Entries taken from a collection:

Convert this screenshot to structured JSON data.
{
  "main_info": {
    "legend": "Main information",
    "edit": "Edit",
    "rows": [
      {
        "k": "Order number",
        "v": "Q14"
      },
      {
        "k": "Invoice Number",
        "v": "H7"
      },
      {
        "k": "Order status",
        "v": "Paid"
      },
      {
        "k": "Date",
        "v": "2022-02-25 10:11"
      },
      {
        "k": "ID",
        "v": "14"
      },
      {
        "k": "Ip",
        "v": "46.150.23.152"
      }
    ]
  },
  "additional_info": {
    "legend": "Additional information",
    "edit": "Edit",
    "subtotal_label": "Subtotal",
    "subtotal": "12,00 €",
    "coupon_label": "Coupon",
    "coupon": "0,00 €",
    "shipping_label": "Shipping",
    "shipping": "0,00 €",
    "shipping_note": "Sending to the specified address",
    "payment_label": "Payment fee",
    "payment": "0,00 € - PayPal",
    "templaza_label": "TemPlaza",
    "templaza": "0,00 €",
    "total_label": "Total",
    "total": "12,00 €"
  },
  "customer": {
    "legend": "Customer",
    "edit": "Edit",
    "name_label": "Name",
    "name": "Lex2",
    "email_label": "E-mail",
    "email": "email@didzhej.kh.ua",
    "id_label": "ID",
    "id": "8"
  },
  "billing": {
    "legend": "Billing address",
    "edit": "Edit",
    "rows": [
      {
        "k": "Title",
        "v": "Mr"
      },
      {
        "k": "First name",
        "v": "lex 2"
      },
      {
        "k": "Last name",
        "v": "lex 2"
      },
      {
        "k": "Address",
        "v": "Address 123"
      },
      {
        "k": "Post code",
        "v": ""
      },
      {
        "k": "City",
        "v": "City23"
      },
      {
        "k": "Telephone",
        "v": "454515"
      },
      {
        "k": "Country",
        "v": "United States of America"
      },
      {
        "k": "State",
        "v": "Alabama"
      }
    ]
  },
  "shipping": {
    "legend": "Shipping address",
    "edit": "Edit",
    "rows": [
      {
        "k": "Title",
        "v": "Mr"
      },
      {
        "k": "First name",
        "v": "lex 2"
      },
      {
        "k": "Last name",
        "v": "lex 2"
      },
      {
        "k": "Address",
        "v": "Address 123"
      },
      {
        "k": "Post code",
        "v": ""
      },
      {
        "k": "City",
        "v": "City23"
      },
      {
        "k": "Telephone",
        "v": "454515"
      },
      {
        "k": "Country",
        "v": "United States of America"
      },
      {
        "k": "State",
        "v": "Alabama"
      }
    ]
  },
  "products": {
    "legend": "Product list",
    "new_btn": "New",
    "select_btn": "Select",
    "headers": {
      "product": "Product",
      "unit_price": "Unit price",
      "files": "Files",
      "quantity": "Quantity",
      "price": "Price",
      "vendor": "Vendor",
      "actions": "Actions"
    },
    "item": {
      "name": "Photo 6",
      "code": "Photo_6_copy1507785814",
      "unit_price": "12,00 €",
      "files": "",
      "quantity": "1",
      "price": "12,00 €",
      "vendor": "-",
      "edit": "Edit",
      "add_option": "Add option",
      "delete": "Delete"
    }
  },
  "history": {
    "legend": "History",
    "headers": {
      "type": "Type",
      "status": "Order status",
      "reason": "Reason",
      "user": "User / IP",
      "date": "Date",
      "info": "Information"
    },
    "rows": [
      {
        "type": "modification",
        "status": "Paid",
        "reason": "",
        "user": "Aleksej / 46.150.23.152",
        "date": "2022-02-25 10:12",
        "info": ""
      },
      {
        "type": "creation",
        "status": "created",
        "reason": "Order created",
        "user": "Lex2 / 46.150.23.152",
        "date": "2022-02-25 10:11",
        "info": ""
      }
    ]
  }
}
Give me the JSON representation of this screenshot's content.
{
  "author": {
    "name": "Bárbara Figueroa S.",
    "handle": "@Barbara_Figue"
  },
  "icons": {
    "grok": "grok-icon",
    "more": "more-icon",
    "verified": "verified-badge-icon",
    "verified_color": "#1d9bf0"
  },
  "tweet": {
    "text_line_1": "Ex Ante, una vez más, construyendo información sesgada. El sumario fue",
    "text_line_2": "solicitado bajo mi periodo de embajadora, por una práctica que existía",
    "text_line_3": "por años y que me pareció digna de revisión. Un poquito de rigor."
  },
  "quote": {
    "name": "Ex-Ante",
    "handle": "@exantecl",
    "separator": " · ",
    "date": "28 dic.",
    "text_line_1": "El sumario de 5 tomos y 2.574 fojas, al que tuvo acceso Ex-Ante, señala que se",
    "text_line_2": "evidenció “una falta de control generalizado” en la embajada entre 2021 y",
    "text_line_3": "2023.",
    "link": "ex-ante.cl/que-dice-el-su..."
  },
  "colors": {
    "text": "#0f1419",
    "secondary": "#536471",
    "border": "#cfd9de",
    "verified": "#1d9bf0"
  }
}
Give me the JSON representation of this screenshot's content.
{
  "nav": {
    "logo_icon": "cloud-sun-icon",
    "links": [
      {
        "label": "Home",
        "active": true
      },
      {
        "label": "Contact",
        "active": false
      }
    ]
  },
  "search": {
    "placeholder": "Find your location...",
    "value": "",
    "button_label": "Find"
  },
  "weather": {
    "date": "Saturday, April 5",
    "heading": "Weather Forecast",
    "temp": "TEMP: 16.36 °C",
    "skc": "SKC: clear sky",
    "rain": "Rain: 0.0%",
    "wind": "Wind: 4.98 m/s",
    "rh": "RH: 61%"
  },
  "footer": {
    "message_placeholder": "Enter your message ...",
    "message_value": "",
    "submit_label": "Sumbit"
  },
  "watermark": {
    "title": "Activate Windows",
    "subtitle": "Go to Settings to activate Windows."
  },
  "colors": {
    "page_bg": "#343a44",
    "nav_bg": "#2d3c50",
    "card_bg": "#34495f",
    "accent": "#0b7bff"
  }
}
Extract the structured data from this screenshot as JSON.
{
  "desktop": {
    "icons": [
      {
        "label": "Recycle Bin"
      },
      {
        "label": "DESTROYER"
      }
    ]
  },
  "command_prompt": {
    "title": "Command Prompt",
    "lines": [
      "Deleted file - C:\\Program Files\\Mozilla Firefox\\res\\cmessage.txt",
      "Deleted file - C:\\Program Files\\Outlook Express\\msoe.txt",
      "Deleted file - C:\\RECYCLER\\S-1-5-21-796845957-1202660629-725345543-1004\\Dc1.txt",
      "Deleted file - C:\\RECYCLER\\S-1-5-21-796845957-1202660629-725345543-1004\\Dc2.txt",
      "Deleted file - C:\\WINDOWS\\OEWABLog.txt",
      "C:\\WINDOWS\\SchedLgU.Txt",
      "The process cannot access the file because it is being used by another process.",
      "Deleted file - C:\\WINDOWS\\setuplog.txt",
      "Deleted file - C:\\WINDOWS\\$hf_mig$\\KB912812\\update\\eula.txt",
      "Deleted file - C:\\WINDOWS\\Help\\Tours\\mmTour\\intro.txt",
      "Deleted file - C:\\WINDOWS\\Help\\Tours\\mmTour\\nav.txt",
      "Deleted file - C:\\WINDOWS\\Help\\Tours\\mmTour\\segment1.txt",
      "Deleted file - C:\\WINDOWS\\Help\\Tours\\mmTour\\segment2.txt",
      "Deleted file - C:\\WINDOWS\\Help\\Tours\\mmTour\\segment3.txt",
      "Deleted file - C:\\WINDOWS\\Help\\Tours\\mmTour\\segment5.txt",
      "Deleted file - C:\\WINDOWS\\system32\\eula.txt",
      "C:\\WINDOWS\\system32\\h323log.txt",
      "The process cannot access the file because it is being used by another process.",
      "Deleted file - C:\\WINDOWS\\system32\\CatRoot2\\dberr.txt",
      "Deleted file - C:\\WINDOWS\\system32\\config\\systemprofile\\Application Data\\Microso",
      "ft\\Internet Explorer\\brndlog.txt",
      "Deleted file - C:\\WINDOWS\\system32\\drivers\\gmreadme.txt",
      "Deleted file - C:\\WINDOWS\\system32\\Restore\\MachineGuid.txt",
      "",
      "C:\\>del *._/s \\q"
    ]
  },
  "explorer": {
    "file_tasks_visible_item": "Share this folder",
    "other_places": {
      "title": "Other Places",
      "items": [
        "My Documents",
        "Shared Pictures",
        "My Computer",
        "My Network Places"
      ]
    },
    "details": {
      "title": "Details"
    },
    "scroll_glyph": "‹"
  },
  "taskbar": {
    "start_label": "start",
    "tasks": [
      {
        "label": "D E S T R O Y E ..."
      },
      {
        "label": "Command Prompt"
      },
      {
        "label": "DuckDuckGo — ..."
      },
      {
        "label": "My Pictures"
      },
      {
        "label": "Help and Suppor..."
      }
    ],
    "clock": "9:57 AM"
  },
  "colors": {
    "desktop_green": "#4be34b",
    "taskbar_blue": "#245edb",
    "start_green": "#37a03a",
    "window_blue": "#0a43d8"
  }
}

** Given problem **
Give every line of the material that includes the string "your".

** Full solution **
    "placeholder": "Find your location...",
    "message_placeholder": "Enter your message ...",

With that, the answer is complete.